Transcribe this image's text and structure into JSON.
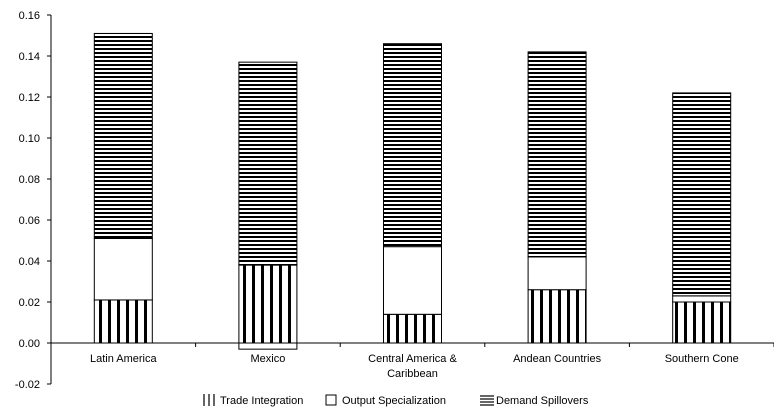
{
  "chart_data": {
    "type": "bar",
    "stacked": true,
    "categories": [
      [
        "Latin America"
      ],
      [
        "Mexico"
      ],
      [
        "Central America &",
        "Caribbean"
      ],
      [
        "Andean Countries"
      ],
      [
        "Southern Cone"
      ]
    ],
    "series": [
      {
        "name": "Trade Integration",
        "pattern": "vertical-lines",
        "values": [
          0.021,
          0.038,
          0.014,
          0.026,
          0.02
        ]
      },
      {
        "name": "Output Specialization",
        "pattern": "blank",
        "values": [
          0.03,
          -0.003,
          0.033,
          0.016,
          0.003
        ]
      },
      {
        "name": "Demand Spillovers",
        "pattern": "horizontal-lines",
        "values": [
          0.1,
          0.099,
          0.099,
          0.1,
          0.099
        ]
      }
    ],
    "y_ticks": [
      "0.16",
      "0.14",
      "0.12",
      "0.10",
      "0.08",
      "0.06",
      "0.04",
      "0.02",
      "0.00",
      "-0.02"
    ],
    "ylim": [
      -0.02,
      0.16
    ],
    "title": "",
    "xlabel": "",
    "ylabel": "",
    "legend_position": "bottom",
    "grid": false,
    "colors": {
      "stroke": "#000000",
      "fill": "#ffffff"
    }
  }
}
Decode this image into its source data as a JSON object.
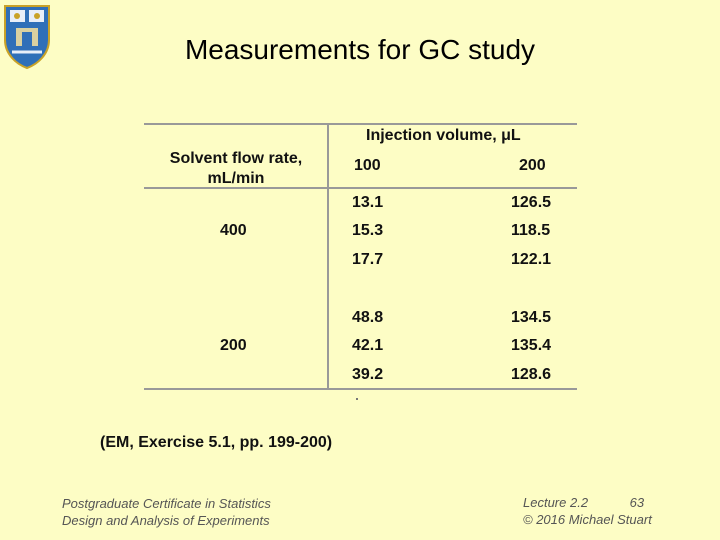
{
  "slide": {
    "title": "Measurements for GC study",
    "reference": "(EM, Exercise 5.1, pp. 199-200)"
  },
  "table": {
    "row_header": [
      "Solvent flow rate,",
      "mL/min"
    ],
    "col_header": "Injection volume, μL",
    "col_levels": [
      "100",
      "200"
    ],
    "groups": [
      {
        "flow_rate": "400",
        "rows": [
          [
            "13.1",
            "126.5"
          ],
          [
            "15.3",
            "118.5"
          ],
          [
            "17.7",
            "122.1"
          ]
        ]
      },
      {
        "flow_rate": "200",
        "rows": [
          [
            "48.8",
            "134.5"
          ],
          [
            "42.1",
            "135.4"
          ],
          [
            "39.2",
            "128.6"
          ]
        ]
      }
    ]
  },
  "footer": {
    "course_line1": "Postgraduate Certificate in Statistics",
    "course_line2": "Design and Analysis of Experiments",
    "lecture": "Lecture 2.2",
    "page_number": "63",
    "copyright": "© 2016 Michael Stuart"
  },
  "colors": {
    "background": "#fdfdc5",
    "rule": "#999999"
  }
}
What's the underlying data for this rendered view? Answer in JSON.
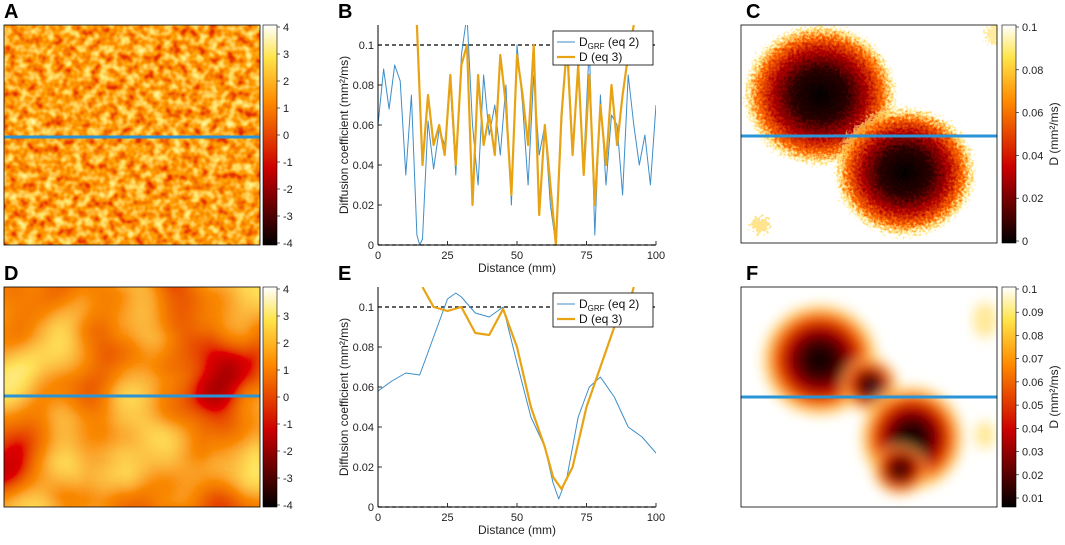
{
  "colors": {
    "blue_line": "#2a94d6",
    "curve_grf": "#3d8ec9",
    "curve_d": "#e8a314",
    "axis": "#000000"
  },
  "panels": {
    "A": {
      "letter": "A",
      "colorbar_ticks": [
        "4",
        "3",
        "2",
        "1",
        "0",
        "-1",
        "-2",
        "-3",
        "-4"
      ]
    },
    "C": {
      "letter": "C",
      "colorbar_ticks": [
        "0.1",
        "0.08",
        "0.06",
        "0.04",
        "0.02",
        "0"
      ],
      "colorbar_label": "D (mm²/ms)"
    },
    "D": {
      "letter": "D",
      "colorbar_ticks": [
        "4",
        "3",
        "2",
        "1",
        "0",
        "-1",
        "-2",
        "-3",
        "-4"
      ]
    },
    "F": {
      "letter": "F",
      "colorbar_ticks": [
        "0.1",
        "0.09",
        "0.08",
        "0.07",
        "0.06",
        "0.05",
        "0.04",
        "0.03",
        "0.02",
        "0.01"
      ],
      "colorbar_label": "D (mm²/ms)"
    }
  },
  "chart_data": [
    {
      "panel": "B",
      "type": "line",
      "xlabel": "Distance (mm)",
      "ylabel": "Diffusion coefficient (mm²/ms)",
      "xlim": [
        0,
        100
      ],
      "ylim": [
        0,
        0.11
      ],
      "xticks": [
        "0",
        "25",
        "50",
        "75",
        "100"
      ],
      "yticks": [
        "0",
        "0.02",
        "0.04",
        "0.06",
        "0.08",
        "0.1"
      ],
      "reference_lines": [
        0.1,
        0
      ],
      "legend": {
        "position": "top-right",
        "entries": [
          {
            "main": "D",
            "sub": "GRF",
            "suffix": " (eq 2)"
          },
          {
            "main": "D",
            "sub": "",
            "suffix": " (eq 3)"
          }
        ]
      },
      "series": [
        {
          "name": "D_GRF (eq 2)",
          "x": [
            0,
            2,
            4,
            6,
            8,
            10,
            12,
            14,
            15,
            16,
            18,
            20,
            22,
            24,
            26,
            28,
            30,
            32,
            34,
            36,
            38,
            40,
            42,
            44,
            46,
            48,
            50,
            52,
            54,
            56,
            58,
            60,
            62,
            64,
            66,
            68,
            70,
            72,
            74,
            76,
            78,
            80,
            82,
            84,
            86,
            88,
            90,
            92,
            94,
            96,
            98,
            100
          ],
          "values": [
            0.06,
            0.088,
            0.068,
            0.09,
            0.082,
            0.035,
            0.075,
            0.005,
            0.0,
            0.003,
            0.062,
            0.038,
            0.058,
            0.05,
            0.08,
            0.035,
            0.095,
            0.115,
            0.06,
            0.03,
            0.085,
            0.055,
            0.07,
            0.045,
            0.08,
            0.02,
            0.1,
            0.07,
            0.03,
            0.085,
            0.045,
            0.06,
            0.02,
            0.0,
            0.06,
            0.105,
            0.05,
            0.085,
            0.04,
            0.1,
            0.005,
            0.075,
            0.03,
            0.065,
            0.06,
            0.025,
            0.085,
            0.06,
            0.04,
            0.055,
            0.03,
            0.07
          ]
        },
        {
          "name": "D (eq 3)",
          "x": [
            14,
            16,
            18,
            20,
            22,
            24,
            26,
            28,
            30,
            32,
            34,
            36,
            38,
            40,
            42,
            44,
            46,
            48,
            50,
            52,
            54,
            56,
            58,
            60,
            62,
            64,
            66,
            68,
            70,
            72,
            74,
            76,
            78,
            80,
            82,
            84,
            86,
            88,
            90,
            92
          ],
          "values": [
            0.11,
            0.04,
            0.075,
            0.05,
            0.06,
            0.045,
            0.085,
            0.04,
            0.09,
            0.1,
            0.02,
            0.085,
            0.05,
            0.065,
            0.045,
            0.095,
            0.07,
            0.025,
            0.095,
            0.075,
            0.05,
            0.1,
            0.015,
            0.06,
            0.03,
            0.0,
            0.065,
            0.1,
            0.045,
            0.09,
            0.035,
            0.085,
            0.02,
            0.07,
            0.04,
            0.08,
            0.05,
            0.075,
            0.095,
            0.11
          ]
        }
      ]
    },
    {
      "panel": "E",
      "type": "line",
      "xlabel": "Distance (mm)",
      "ylabel": "Diffusion coefficient (mm²/ms)",
      "xlim": [
        0,
        100
      ],
      "ylim": [
        0,
        0.11
      ],
      "xticks": [
        "0",
        "25",
        "50",
        "75",
        "100"
      ],
      "yticks": [
        "0",
        "0.02",
        "0.04",
        "0.06",
        "0.08",
        "0.1"
      ],
      "reference_lines": [
        0.1,
        0
      ],
      "legend": {
        "position": "top-right",
        "entries": [
          {
            "main": "D",
            "sub": "GRF",
            "suffix": " (eq 2)"
          },
          {
            "main": "D",
            "sub": "",
            "suffix": " (eq 3)"
          }
        ]
      },
      "series": [
        {
          "name": "D_GRF (eq 2)",
          "x": [
            0,
            5,
            10,
            15,
            20,
            25,
            28,
            30,
            35,
            40,
            45,
            50,
            55,
            60,
            63,
            65,
            68,
            72,
            76,
            80,
            85,
            90,
            95,
            100
          ],
          "values": [
            0.058,
            0.063,
            0.067,
            0.066,
            0.085,
            0.104,
            0.107,
            0.105,
            0.097,
            0.095,
            0.1,
            0.072,
            0.045,
            0.03,
            0.012,
            0.004,
            0.015,
            0.045,
            0.06,
            0.065,
            0.055,
            0.04,
            0.035,
            0.027
          ]
        },
        {
          "name": "D (eq 3)",
          "x": [
            16,
            20,
            25,
            30,
            35,
            40,
            45,
            50,
            55,
            60,
            63,
            66,
            70,
            75,
            80,
            85,
            90,
            92
          ],
          "values": [
            0.11,
            0.1,
            0.098,
            0.1,
            0.087,
            0.086,
            0.099,
            0.08,
            0.05,
            0.03,
            0.015,
            0.009,
            0.02,
            0.05,
            0.07,
            0.09,
            0.1,
            0.11
          ]
        }
      ]
    }
  ]
}
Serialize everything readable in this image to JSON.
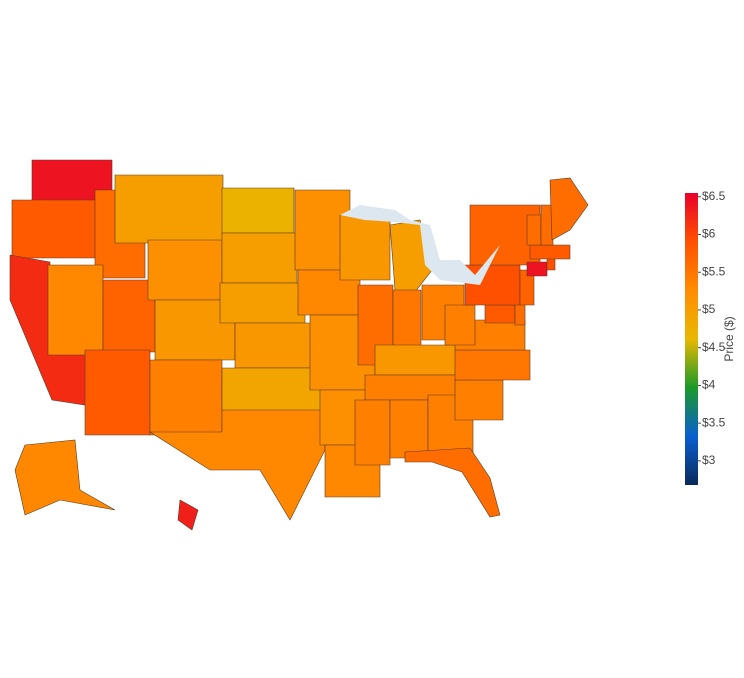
{
  "chart_data": {
    "type": "choropleth",
    "values": [
      6.4,
      5.8,
      6.2,
      5.6,
      5.3,
      5.7,
      5.8,
      5.0,
      5.2,
      5.1,
      5.4,
      4.7,
      5.0,
      5.0,
      5.1,
      5.3,
      4.9,
      5.2,
      5.3,
      5.2,
      5.2,
      5.3,
      5.1,
      5.6,
      5.0,
      5.5,
      5.4,
      5.1,
      5.4,
      5.4,
      5.4,
      5.4,
      5.6,
      5.4,
      5.5,
      5.4,
      5.4,
      5.8,
      5.6,
      5.9,
      5.7,
      5.7,
      6.4,
      5.9,
      5.8,
      5.6,
      5.6,
      5.6,
      5.3,
      6.3
    ],
    "colorscale": [
      "#0b2a5a",
      "#0a5fd0",
      "#1a9a2a",
      "#e8b800",
      "#ff8c00",
      "#ff5000",
      "#e8002a"
    ],
    "zlim": [
      2.68,
      6.55
    ],
    "colorbar_title": "Price ($)",
    "colorbar_ticks": [
      {
        "value": 3,
        "label": "$3"
      },
      {
        "value": 3.5,
        "label": "$3.5"
      },
      {
        "value": 4,
        "label": "$4"
      },
      {
        "value": 4.5,
        "label": "$4.5"
      },
      {
        "value": 5,
        "label": "$5"
      },
      {
        "value": 5.5,
        "label": "$5.5"
      },
      {
        "value": 6,
        "label": "$6"
      },
      {
        "value": 6.5,
        "label": "$6.5"
      }
    ]
  }
}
======
§ Exercise prompt: Read through the entries and copy each line in which "JSON" appears.

§ Solved exercise:
Transcribe this image's text and structure into JSON.
Decode this image into its source data as a JSON object.
What's the underlying data for this rendered view? Answer in JSON.
Serialize everything readable in this image to JSON.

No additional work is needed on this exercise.